_Dataset entries_:
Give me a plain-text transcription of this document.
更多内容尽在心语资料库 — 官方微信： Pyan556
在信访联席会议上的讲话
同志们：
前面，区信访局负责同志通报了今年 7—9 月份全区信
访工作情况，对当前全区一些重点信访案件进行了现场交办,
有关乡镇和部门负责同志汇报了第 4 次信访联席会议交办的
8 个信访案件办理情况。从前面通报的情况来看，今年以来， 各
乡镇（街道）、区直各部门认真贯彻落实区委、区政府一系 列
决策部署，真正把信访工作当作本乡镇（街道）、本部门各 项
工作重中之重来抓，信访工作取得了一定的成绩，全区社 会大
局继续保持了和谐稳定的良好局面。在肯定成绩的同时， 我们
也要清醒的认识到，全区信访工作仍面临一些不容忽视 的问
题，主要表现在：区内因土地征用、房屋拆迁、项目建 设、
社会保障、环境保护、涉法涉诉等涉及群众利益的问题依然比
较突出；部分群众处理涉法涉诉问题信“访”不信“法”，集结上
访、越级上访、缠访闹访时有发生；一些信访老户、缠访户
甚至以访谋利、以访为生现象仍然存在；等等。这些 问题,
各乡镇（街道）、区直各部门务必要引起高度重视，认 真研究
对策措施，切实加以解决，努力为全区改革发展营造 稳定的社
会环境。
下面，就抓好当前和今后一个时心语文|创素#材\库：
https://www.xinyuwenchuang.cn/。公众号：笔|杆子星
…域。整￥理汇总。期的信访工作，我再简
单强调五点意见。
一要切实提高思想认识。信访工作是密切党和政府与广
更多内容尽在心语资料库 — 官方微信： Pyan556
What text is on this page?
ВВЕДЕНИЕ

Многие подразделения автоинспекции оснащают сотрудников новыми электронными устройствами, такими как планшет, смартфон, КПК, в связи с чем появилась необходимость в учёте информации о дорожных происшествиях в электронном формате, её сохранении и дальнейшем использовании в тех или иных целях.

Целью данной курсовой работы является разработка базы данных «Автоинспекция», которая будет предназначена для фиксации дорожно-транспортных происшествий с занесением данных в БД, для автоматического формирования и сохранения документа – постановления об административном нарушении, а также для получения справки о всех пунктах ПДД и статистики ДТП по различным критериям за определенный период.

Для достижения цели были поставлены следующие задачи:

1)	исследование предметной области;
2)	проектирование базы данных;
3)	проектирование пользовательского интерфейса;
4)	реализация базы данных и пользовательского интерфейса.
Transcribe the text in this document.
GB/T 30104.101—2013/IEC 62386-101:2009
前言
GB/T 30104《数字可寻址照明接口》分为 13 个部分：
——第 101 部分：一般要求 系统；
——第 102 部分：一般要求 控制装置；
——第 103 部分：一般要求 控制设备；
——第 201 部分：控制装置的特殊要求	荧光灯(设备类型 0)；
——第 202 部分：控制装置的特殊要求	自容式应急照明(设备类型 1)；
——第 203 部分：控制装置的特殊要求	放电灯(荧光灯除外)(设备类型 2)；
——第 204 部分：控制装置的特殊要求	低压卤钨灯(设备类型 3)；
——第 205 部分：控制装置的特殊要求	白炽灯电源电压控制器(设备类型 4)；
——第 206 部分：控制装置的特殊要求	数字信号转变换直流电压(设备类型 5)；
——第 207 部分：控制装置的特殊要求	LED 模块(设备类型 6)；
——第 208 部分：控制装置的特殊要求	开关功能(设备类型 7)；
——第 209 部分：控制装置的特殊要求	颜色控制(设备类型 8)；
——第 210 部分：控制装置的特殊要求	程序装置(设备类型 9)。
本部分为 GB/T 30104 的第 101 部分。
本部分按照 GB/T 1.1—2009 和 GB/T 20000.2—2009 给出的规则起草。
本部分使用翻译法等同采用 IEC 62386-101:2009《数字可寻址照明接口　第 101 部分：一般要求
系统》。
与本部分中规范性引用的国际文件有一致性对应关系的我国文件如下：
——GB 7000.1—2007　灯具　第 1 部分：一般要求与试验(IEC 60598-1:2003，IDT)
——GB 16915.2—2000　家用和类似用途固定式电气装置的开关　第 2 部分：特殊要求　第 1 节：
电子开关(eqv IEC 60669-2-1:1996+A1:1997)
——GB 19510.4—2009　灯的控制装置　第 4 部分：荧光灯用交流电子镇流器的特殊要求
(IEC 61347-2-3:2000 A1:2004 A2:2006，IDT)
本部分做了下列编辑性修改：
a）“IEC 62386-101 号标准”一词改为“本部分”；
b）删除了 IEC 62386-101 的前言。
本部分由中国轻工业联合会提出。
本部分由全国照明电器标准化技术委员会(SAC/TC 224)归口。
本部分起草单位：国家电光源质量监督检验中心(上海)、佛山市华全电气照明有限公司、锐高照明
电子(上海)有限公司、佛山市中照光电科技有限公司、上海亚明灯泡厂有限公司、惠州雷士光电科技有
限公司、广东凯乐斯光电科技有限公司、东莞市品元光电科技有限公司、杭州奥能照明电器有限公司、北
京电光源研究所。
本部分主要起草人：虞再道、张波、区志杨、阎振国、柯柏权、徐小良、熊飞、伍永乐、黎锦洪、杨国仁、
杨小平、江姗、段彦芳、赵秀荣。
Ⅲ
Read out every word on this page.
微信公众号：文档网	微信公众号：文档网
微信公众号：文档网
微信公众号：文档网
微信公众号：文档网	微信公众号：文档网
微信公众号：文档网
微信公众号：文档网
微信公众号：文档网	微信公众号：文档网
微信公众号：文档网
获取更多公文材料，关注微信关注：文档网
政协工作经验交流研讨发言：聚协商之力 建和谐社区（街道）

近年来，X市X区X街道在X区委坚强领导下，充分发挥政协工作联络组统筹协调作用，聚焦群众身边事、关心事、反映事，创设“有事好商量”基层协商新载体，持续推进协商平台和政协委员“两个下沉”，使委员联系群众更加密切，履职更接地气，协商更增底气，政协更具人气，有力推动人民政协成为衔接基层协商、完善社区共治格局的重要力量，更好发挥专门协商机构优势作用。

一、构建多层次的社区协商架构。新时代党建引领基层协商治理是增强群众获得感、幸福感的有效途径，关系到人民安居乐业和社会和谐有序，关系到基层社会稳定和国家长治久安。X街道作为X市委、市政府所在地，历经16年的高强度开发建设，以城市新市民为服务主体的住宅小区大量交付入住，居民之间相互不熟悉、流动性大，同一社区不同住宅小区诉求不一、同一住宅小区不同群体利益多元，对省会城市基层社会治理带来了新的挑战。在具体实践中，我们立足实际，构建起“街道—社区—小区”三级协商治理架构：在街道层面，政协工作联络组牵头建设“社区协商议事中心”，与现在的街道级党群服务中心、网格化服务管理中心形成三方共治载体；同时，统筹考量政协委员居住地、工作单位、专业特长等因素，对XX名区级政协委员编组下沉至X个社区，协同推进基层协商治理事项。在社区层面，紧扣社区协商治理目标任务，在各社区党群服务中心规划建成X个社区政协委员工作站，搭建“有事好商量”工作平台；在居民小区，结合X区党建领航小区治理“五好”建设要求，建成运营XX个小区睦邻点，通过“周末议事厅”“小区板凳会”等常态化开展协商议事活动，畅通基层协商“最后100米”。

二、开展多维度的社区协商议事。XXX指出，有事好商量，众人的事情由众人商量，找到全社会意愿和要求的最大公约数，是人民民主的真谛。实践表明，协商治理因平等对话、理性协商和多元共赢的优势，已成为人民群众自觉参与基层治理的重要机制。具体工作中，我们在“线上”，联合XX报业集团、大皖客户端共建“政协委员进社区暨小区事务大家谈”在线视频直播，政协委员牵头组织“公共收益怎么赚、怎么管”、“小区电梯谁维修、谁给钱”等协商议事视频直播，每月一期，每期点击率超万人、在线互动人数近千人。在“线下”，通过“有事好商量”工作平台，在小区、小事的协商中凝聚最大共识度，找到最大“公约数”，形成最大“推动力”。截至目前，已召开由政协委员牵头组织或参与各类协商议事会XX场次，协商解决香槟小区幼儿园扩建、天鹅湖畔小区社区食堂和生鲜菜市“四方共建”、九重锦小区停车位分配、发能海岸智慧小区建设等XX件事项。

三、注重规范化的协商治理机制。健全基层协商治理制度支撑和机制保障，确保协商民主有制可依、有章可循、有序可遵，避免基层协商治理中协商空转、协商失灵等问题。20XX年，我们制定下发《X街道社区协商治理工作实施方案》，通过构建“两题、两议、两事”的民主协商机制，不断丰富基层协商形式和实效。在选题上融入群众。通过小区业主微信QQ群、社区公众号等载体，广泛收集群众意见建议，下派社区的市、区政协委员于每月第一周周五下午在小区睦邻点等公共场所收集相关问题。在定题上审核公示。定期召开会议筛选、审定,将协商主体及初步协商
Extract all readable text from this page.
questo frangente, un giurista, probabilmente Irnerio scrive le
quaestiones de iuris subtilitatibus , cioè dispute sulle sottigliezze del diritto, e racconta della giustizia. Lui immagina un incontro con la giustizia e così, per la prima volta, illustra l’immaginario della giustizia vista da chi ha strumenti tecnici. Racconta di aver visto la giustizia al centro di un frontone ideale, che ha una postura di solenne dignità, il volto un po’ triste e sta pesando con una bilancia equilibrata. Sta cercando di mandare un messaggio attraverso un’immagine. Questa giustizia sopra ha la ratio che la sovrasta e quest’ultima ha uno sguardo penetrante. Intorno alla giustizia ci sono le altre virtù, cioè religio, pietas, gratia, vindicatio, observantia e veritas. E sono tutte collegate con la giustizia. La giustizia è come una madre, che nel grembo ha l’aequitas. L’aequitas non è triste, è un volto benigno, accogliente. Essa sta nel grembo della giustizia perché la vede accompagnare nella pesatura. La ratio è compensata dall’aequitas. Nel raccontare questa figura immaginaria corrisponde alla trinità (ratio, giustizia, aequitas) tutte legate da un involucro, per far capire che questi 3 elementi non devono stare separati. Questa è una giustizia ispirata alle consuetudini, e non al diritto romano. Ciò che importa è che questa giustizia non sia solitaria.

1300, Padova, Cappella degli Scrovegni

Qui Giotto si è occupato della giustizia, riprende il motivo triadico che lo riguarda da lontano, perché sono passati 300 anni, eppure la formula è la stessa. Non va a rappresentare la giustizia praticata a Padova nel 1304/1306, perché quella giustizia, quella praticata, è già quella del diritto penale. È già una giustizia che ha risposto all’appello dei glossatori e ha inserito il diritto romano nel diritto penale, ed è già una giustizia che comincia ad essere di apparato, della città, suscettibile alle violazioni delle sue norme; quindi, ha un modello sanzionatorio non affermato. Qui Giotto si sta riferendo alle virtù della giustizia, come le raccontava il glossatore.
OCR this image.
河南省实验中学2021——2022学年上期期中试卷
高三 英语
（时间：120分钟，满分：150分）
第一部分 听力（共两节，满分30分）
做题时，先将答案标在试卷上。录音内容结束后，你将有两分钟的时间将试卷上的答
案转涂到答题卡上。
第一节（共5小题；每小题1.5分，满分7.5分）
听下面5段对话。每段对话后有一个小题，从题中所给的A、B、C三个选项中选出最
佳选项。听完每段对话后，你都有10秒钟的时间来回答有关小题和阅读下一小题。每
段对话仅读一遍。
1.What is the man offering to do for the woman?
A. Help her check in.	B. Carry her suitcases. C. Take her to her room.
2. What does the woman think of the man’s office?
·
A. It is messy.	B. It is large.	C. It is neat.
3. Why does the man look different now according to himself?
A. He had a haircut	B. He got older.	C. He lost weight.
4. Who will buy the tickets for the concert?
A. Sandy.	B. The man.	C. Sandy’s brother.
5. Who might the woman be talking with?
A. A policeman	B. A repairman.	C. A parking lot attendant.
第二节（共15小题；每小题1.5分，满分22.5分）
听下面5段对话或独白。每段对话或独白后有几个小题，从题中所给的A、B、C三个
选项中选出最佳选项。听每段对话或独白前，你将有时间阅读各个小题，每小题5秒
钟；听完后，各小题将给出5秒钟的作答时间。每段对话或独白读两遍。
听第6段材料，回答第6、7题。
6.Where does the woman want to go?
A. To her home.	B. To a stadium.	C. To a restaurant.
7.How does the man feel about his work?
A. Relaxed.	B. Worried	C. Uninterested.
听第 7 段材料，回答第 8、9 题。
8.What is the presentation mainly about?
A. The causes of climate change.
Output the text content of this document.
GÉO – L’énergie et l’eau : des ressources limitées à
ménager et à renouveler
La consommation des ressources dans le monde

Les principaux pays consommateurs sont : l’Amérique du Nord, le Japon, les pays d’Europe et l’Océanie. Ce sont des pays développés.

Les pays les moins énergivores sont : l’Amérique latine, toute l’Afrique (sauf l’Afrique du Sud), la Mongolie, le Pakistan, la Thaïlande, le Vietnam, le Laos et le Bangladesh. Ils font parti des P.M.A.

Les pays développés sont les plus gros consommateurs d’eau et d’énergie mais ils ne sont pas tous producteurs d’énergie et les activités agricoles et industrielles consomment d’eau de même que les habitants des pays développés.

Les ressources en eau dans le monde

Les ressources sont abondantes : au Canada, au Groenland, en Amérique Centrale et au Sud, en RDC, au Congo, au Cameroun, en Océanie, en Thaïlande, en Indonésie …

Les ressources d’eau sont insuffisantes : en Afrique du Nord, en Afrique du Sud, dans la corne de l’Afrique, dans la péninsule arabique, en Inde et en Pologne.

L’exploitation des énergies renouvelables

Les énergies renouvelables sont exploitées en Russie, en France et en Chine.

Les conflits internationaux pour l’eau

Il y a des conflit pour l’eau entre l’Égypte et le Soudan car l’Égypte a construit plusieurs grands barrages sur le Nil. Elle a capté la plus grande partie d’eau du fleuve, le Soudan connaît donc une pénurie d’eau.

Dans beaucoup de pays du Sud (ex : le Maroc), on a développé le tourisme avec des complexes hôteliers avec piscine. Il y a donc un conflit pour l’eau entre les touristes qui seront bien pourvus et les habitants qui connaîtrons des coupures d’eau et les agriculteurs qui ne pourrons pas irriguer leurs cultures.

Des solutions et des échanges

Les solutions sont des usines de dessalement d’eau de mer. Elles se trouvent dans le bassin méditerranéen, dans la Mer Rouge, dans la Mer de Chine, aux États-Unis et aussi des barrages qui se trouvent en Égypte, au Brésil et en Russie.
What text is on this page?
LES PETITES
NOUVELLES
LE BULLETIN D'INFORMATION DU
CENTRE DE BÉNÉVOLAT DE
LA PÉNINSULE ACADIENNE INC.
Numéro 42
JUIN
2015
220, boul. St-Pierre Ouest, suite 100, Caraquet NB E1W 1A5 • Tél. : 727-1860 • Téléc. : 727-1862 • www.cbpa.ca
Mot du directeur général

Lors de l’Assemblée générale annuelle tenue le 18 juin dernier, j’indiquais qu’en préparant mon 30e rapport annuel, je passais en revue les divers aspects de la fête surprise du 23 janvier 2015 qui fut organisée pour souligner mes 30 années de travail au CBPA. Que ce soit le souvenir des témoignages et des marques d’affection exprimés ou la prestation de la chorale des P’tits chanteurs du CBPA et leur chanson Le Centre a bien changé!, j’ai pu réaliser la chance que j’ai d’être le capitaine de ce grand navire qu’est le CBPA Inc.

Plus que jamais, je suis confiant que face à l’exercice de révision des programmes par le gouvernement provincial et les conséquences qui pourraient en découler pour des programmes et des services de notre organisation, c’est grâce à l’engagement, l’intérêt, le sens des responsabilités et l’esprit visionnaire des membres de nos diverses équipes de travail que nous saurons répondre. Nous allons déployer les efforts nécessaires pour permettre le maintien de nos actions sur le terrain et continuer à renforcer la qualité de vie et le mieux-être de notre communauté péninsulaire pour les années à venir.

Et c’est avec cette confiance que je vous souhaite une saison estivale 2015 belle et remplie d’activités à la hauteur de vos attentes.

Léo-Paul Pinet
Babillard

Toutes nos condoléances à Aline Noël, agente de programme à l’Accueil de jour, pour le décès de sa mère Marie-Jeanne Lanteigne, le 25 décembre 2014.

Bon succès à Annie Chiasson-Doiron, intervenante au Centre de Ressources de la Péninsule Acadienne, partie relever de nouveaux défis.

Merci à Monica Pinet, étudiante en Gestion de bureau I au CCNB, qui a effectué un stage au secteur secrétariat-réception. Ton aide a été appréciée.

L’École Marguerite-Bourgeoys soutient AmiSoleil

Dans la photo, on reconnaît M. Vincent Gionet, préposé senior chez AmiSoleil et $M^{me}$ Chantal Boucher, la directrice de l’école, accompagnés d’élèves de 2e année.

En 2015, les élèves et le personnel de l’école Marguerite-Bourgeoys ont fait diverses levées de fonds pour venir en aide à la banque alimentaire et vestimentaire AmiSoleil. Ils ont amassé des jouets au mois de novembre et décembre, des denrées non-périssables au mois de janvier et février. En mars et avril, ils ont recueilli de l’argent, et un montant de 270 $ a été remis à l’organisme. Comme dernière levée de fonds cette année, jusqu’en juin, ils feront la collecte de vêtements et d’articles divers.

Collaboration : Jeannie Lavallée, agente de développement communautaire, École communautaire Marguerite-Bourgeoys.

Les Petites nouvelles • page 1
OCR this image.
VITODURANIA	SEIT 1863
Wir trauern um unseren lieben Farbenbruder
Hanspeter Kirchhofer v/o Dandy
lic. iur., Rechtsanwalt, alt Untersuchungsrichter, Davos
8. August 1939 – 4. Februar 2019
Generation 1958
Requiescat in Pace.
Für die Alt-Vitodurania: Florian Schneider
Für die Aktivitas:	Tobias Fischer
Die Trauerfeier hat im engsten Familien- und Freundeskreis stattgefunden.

_Written exercise_: Where a line holds the string "document", copy that line.

_Output of the exercise_:
Give me a plain-text transcription of this document.
Transcribe the text in this document.
Output the text content of this document.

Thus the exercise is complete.